## Problem description
Reproduce every one of the lines below word for word, leaving out the pictures.

================================

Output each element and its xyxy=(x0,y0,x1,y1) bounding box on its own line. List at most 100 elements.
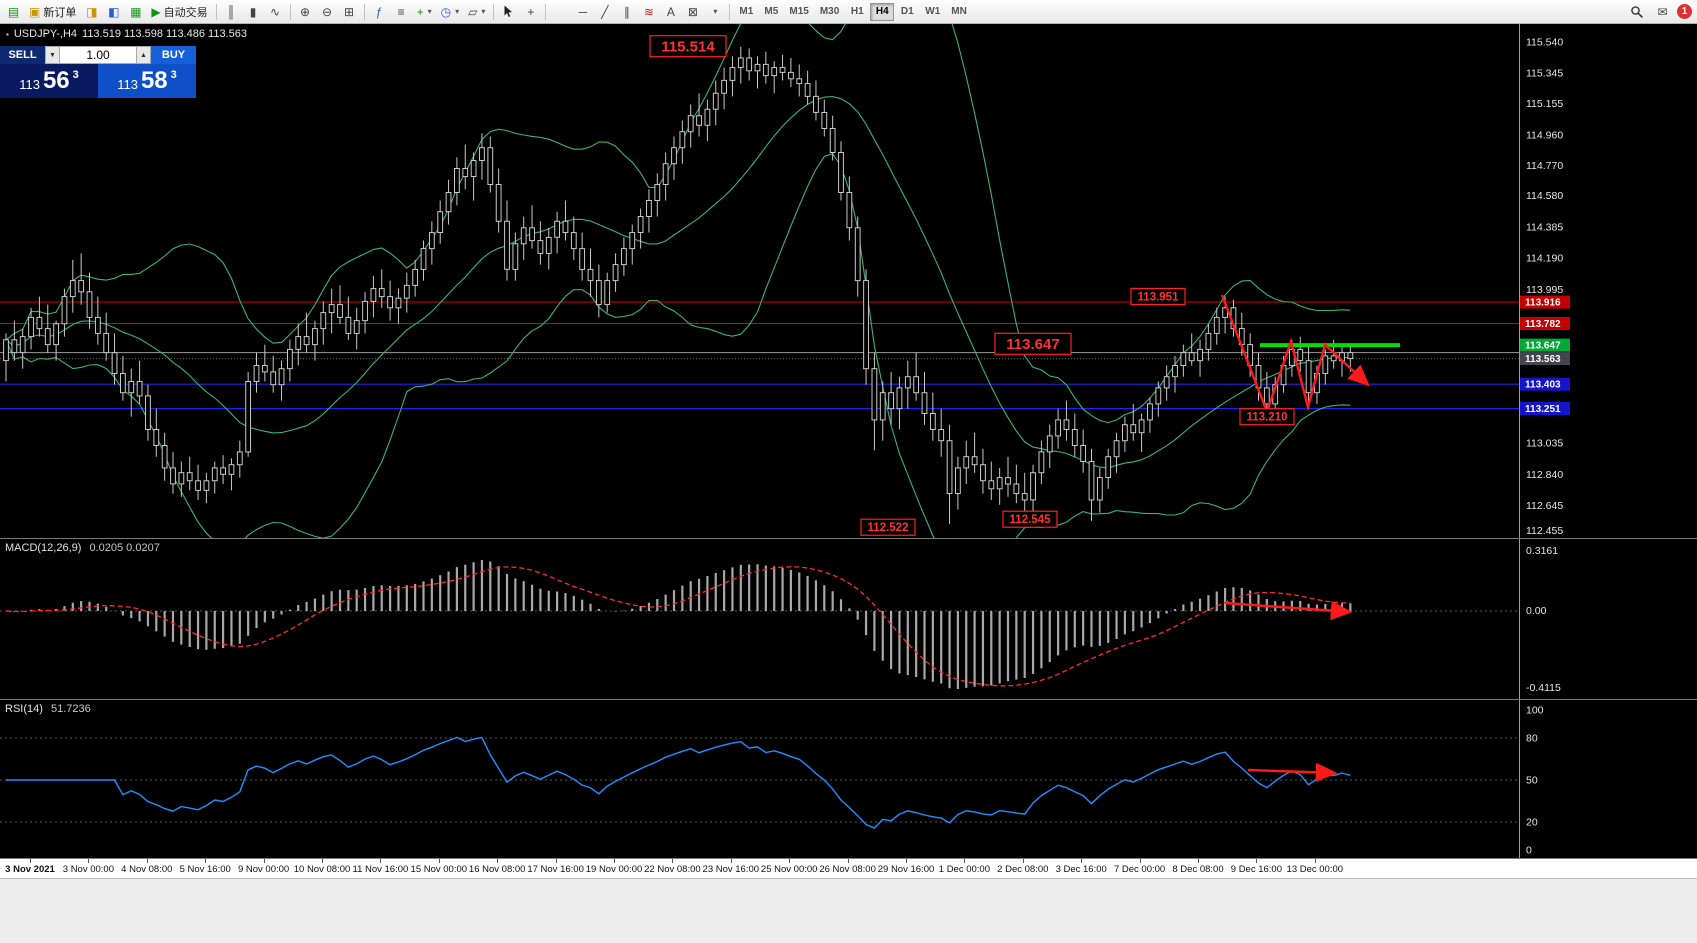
timeframe-m5-button[interactable]: M5 xyxy=(759,3,783,21)
mailbox-button[interactable]: ✉ xyxy=(1652,2,1673,22)
profiles-button[interactable]: ▦ xyxy=(125,2,146,22)
label-tool-button[interactable]: ⊠ xyxy=(682,2,703,22)
trendline-tool-button[interactable]: ╱ xyxy=(594,2,615,22)
trendline-icon: ╱ xyxy=(601,4,609,19)
navigator-icon: ◧ xyxy=(108,4,120,19)
text-tool-button[interactable]: A xyxy=(660,2,681,22)
svg-text:20: 20 xyxy=(1526,817,1538,829)
one-click-trading-panel: SELL ▼ 1.00 ▲ BUY 113 56 3 113 58 3 xyxy=(0,46,196,98)
rsi-arrow[interactable] xyxy=(1247,762,1338,782)
time-label: 1 Dec 00:00 xyxy=(938,864,991,875)
svg-text:113.995: 113.995 xyxy=(1526,284,1563,296)
main-chart-panel: ▪ USDJPY-,H4 113.519 113.598 113.486 113… xyxy=(0,24,1697,538)
time-tick xyxy=(1139,859,1141,863)
volume-decrease-button[interactable]: ▼ xyxy=(45,46,60,64)
add-indicator-button[interactable]: + ▾ xyxy=(413,2,436,22)
timeframe-m1-button[interactable]: M1 xyxy=(734,3,758,21)
fibonacci-tool-button[interactable]: ≋ xyxy=(638,2,659,22)
time-tick xyxy=(1198,859,1199,863)
buy-button[interactable]: BUY xyxy=(151,46,196,64)
sell-price-point: 3 xyxy=(72,69,79,81)
sell-button[interactable]: SELL xyxy=(0,46,45,64)
time-label: 3 Nov 2021 xyxy=(5,864,55,875)
annotation-box xyxy=(1002,510,1058,528)
search-button[interactable] xyxy=(1626,2,1648,22)
buy-price-point: 3 xyxy=(170,69,177,81)
price-axis[interactable]: 115.540 115.345 115.155 114.960 114.770 114.5… xyxy=(1520,37,1570,538)
timeframe-m15-button[interactable]: M15 xyxy=(784,3,813,21)
time-tick xyxy=(1022,859,1024,863)
time-label: 26 Nov 08:00 xyxy=(819,864,876,875)
timeframe-w1-button[interactable]: W1 xyxy=(920,3,945,21)
bar-chart-button[interactable]: ║ xyxy=(221,2,242,22)
tile-windows-button[interactable]: ⊞ xyxy=(339,2,360,22)
timeframe-m30-button[interactable]: M30 xyxy=(815,3,844,21)
trend-arrow[interactable] xyxy=(1220,294,1370,416)
vertical-line-tool-button[interactable] xyxy=(550,2,571,22)
time-tick xyxy=(263,859,265,863)
navigator-button[interactable]: ◧ xyxy=(103,2,124,22)
timeframe-d1-button[interactable]: D1 xyxy=(895,3,919,21)
periods-button[interactable]: ◷ ▾ xyxy=(437,2,464,22)
notification-badge[interactable]: 1 xyxy=(1677,4,1692,19)
indicators-button[interactable]: ƒ xyxy=(369,2,390,22)
svg-text:100: 100 xyxy=(1526,705,1544,717)
annotation-box xyxy=(994,332,1072,355)
rsi-name: RSI(14) xyxy=(5,703,43,715)
tile-windows-icon: ⊞ xyxy=(344,4,355,19)
bottom-filler xyxy=(0,878,1697,943)
macd-arrow[interactable] xyxy=(1224,601,1353,621)
time-tick xyxy=(322,859,323,863)
objects-list-button[interactable]: ≡ xyxy=(391,2,412,22)
zoom-out-icon: ⊖ xyxy=(322,4,333,19)
buy-price[interactable]: 113 58 3 xyxy=(98,64,196,98)
candlestick-chart-button[interactable]: ▮ xyxy=(243,2,264,22)
time-label: 19 Nov 00:00 xyxy=(585,864,643,875)
time-label: 3 Dec 16:00 xyxy=(1055,864,1107,875)
macd-histogram xyxy=(13,560,1352,689)
svg-text:114.190: 114.190 xyxy=(1526,253,1563,265)
line-chart-button[interactable]: ∿ xyxy=(265,2,286,22)
time-label: 25 Nov 00:00 xyxy=(760,864,818,875)
svg-text:-0.4115: -0.4115 xyxy=(1526,682,1561,694)
new-chart-button[interactable]: ▤ xyxy=(3,2,24,22)
autotrading-button[interactable]: ▶ 自动交易 xyxy=(147,2,211,22)
time-axis[interactable]: 3 Nov 2021 3 Nov 00:00 4 Nov 08:00 5 Nov 16… xyxy=(0,858,1697,878)
crosshair-button[interactable]: + xyxy=(520,2,541,22)
time-label: 9 Nov 00:00 xyxy=(237,864,290,875)
cursor-button[interactable] xyxy=(498,2,519,22)
sell-price[interactable]: 113 56 3 xyxy=(0,64,98,98)
channel-tool-button[interactable]: ∥ xyxy=(616,2,637,22)
profiles-icon: ▦ xyxy=(130,4,142,19)
chart-info-line: ▪ USDJPY-,H4 113.519 113.598 113.486 113… xyxy=(6,28,247,40)
new-order-icon: ▣ xyxy=(29,4,41,19)
svg-text:112.840: 112.840 xyxy=(1526,469,1563,481)
rsi-chart[interactable]: 100 80 50 20 0 xyxy=(0,700,1697,859)
price-annotations[interactable]: 115.514 113.951 113.647 113.210 112.522 112.5… xyxy=(649,35,1295,536)
horizontal-line-tool-button[interactable]: ─ xyxy=(572,2,593,22)
one-click-top-row: SELL ▼ 1.00 ▲ BUY xyxy=(0,46,196,64)
time-tick xyxy=(205,859,207,863)
market-watch-button[interactable]: ◨ xyxy=(81,2,102,22)
time-label: 11 Nov 16:00 xyxy=(352,864,409,875)
shapes-menu-button[interactable]: ▾ xyxy=(704,2,725,22)
zoom-out-button[interactable]: ⊖ xyxy=(317,2,338,22)
volume-increase-button[interactable]: ▲ xyxy=(136,46,151,64)
time-label: 10 Nov 08:00 xyxy=(293,864,351,875)
macd-chart[interactable]: 0.3161 0.00 -0.4115 xyxy=(0,539,1697,699)
bar-chart-icon: ║ xyxy=(226,4,236,19)
svg-text:112.455: 112.455 xyxy=(1526,525,1563,537)
svg-text:113.647: 113.647 xyxy=(1006,336,1059,353)
new-order-button[interactable]: ▣ 新订单 xyxy=(25,2,80,22)
timeframe-mn-button[interactable]: MN xyxy=(946,3,972,21)
time-label: 8 Dec 08:00 xyxy=(1172,864,1224,875)
new-order-label: 新订单 xyxy=(43,6,77,19)
volume-input[interactable]: 1.00 xyxy=(60,46,136,64)
timeframe-h1-button[interactable]: H1 xyxy=(845,3,869,21)
templates-button[interactable]: ▱ ▾ xyxy=(464,2,489,22)
zoom-in-button[interactable]: ⊕ xyxy=(295,2,316,22)
buy-price-pips: 58 xyxy=(140,67,168,94)
timeframe-h4-button[interactable]: H4 xyxy=(870,2,895,21)
time-label: 16 Nov 08:00 xyxy=(468,864,526,875)
main-chart[interactable]: 115.540 115.345 115.155 114.960 114.770 114.5… xyxy=(0,24,1697,538)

================================

## Solution to this problem
Output each element and its xyxy=(x0,y0,x1,y1) bounding box on its own line. List at most 100 elements.
timeframe-m5-button[interactable]: M5 xyxy=(759,3,783,21)
mailbox-button[interactable]: ✉ xyxy=(1652,2,1673,22)
profiles-button[interactable]: ▦ xyxy=(125,2,146,22)
label-tool-button[interactable]: ⊠ xyxy=(682,2,703,22)
trendline-tool-button[interactable]: ╱ xyxy=(594,2,615,22)
trendline-icon: ╱ xyxy=(601,4,609,19)
navigator-icon: ◧ xyxy=(108,4,120,19)
text-tool-button[interactable]: A xyxy=(660,2,681,22)
svg-text:20: 20 xyxy=(1526,817,1538,829)
one-click-trading-panel: SELL ▼ 1.00 ▲ BUY 113 56 3 113 58 3 xyxy=(0,46,196,98)
rsi-arrow[interactable] xyxy=(1247,762,1338,782)
time-label: 1 Dec 00:00 xyxy=(938,864,991,875)
svg-text:113.995: 113.995 xyxy=(1526,284,1563,296)
main-chart-panel: ▪ USDJPY-,H4 113.519 113.598 113.486 113… xyxy=(0,24,1697,538)
time-tick xyxy=(1139,859,1141,863)
volume-decrease-button[interactable]: ▼ xyxy=(45,46,60,64)
add-indicator-button[interactable]: + ▾ xyxy=(413,2,436,22)
timeframe-m1-button[interactable]: M1 xyxy=(734,3,758,21)
fibonacci-tool-button[interactable]: ≋ xyxy=(638,2,659,22)
time-tick xyxy=(1198,859,1199,863)
buy-button[interactable]: BUY xyxy=(151,46,196,64)
sell-price-point: 3 xyxy=(72,69,79,81)
sell-button[interactable]: SELL xyxy=(0,46,45,64)
time-label: 3 Nov 2021 xyxy=(5,864,55,875)
annotation-box xyxy=(1002,510,1058,528)
search-button[interactable] xyxy=(1626,2,1648,22)
buy-price-point: 3 xyxy=(170,69,177,81)
price-axis[interactable]: 115.540 115.345 115.155 114.960 114.770 114.5… xyxy=(1520,37,1570,538)
timeframe-m15-button[interactable]: M15 xyxy=(784,3,813,21)
time-tick xyxy=(1022,859,1024,863)
time-label: 26 Nov 08:00 xyxy=(819,864,876,875)
timeframe-w1-button[interactable]: W1 xyxy=(920,3,945,21)
bar-chart-button[interactable]: ║ xyxy=(221,2,242,22)
tile-windows-button[interactable]: ⊞ xyxy=(339,2,360,22)
timeframe-m30-button[interactable]: M30 xyxy=(815,3,844,21)
trend-arrow[interactable] xyxy=(1220,294,1370,416)
vertical-line-tool-button[interactable] xyxy=(550,2,571,22)
time-tick xyxy=(263,859,265,863)
navigator-button[interactable]: ◧ xyxy=(103,2,124,22)
timeframe-d1-button[interactable]: D1 xyxy=(895,3,919,21)
periods-button[interactable]: ◷ ▾ xyxy=(437,2,464,22)
notification-badge[interactable]: 1 xyxy=(1677,4,1692,19)
indicators-button[interactable]: ƒ xyxy=(369,2,390,22)
svg-text:100: 100 xyxy=(1526,705,1544,717)
annotation-box xyxy=(994,332,1072,355)
rsi-name: RSI(14) xyxy=(5,703,43,715)
tile-windows-icon: ⊞ xyxy=(344,4,355,19)
bottom-filler xyxy=(0,878,1697,943)
macd-arrow[interactable] xyxy=(1224,601,1353,621)
time-tick xyxy=(322,859,323,863)
objects-list-button[interactable]: ≡ xyxy=(391,2,412,22)
zoom-out-icon: ⊖ xyxy=(322,4,333,19)
buy-price[interactable]: 113 58 3 xyxy=(98,64,196,98)
candlestick-chart-button[interactable]: ▮ xyxy=(243,2,264,22)
time-label: 19 Nov 00:00 xyxy=(585,864,643,875)
time-label: 3 Dec 16:00 xyxy=(1055,864,1107,875)
macd-histogram xyxy=(13,560,1352,689)
svg-text:114.190: 114.190 xyxy=(1526,253,1563,265)
line-chart-button[interactable]: ∿ xyxy=(265,2,286,22)
time-label: 25 Nov 00:00 xyxy=(760,864,818,875)
svg-text:-0.4115: -0.4115 xyxy=(1526,682,1561,694)
new-chart-button[interactable]: ▤ xyxy=(3,2,24,22)
autotrading-button[interactable]: ▶ 自动交易 xyxy=(147,2,211,22)
time-axis[interactable]: 3 Nov 2021 3 Nov 00:00 4 Nov 08:00 5 Nov 16… xyxy=(0,858,1697,878)
crosshair-button[interactable]: + xyxy=(520,2,541,22)
time-label: 9 Nov 00:00 xyxy=(237,864,290,875)
cursor-button[interactable] xyxy=(498,2,519,22)
sell-price[interactable]: 113 56 3 xyxy=(0,64,98,98)
channel-tool-button[interactable]: ∥ xyxy=(616,2,637,22)
profiles-icon: ▦ xyxy=(130,4,142,19)
chart-info-line: ▪ USDJPY-,H4 113.519 113.598 113.486 113… xyxy=(6,28,247,40)
new-order-icon: ▣ xyxy=(29,4,41,19)
svg-text:112.840: 112.840 xyxy=(1526,469,1563,481)
rsi-chart[interactable]: 100 80 50 20 0 xyxy=(0,700,1697,859)
price-annotations[interactable]: 115.514 113.951 113.647 113.210 112.522 112.5… xyxy=(649,35,1295,536)
horizontal-line-tool-button[interactable]: ─ xyxy=(572,2,593,22)
one-click-top-row: SELL ▼ 1.00 ▲ BUY xyxy=(0,46,196,64)
time-tick xyxy=(205,859,207,863)
market-watch-button[interactable]: ◨ xyxy=(81,2,102,22)
time-label: 11 Nov 16:00 xyxy=(352,864,409,875)
shapes-menu-button[interactable]: ▾ xyxy=(704,2,725,22)
zoom-out-button[interactable]: ⊖ xyxy=(317,2,338,22)
volume-increase-button[interactable]: ▲ xyxy=(136,46,151,64)
time-label: 10 Nov 08:00 xyxy=(293,864,351,875)
macd-chart[interactable]: 0.3161 0.00 -0.4115 xyxy=(0,539,1697,699)
bar-chart-icon: ║ xyxy=(226,4,236,19)
svg-text:112.455: 112.455 xyxy=(1526,525,1563,537)
svg-text:113.647: 113.647 xyxy=(1006,336,1059,353)
new-order-button[interactable]: ▣ 新订单 xyxy=(25,2,80,22)
timeframe-mn-button[interactable]: MN xyxy=(946,3,972,21)
time-label: 8 Dec 08:00 xyxy=(1172,864,1224,875)
new-order-label: 新订单 xyxy=(43,6,77,19)
volume-input[interactable]: 1.00 xyxy=(60,46,136,64)
timeframe-h1-button[interactable]: H1 xyxy=(845,3,869,21)
templates-button[interactable]: ▱ ▾ xyxy=(464,2,489,22)
zoom-in-button[interactable]: ⊕ xyxy=(295,2,316,22)
buy-price-pips: 58 xyxy=(140,67,168,94)
timeframe-h4-button[interactable]: H4 xyxy=(870,2,895,21)
time-label: 16 Nov 08:00 xyxy=(468,864,526,875)
main-chart[interactable]: 115.540 115.345 115.155 114.960 114.770 114.5… xyxy=(0,24,1697,538)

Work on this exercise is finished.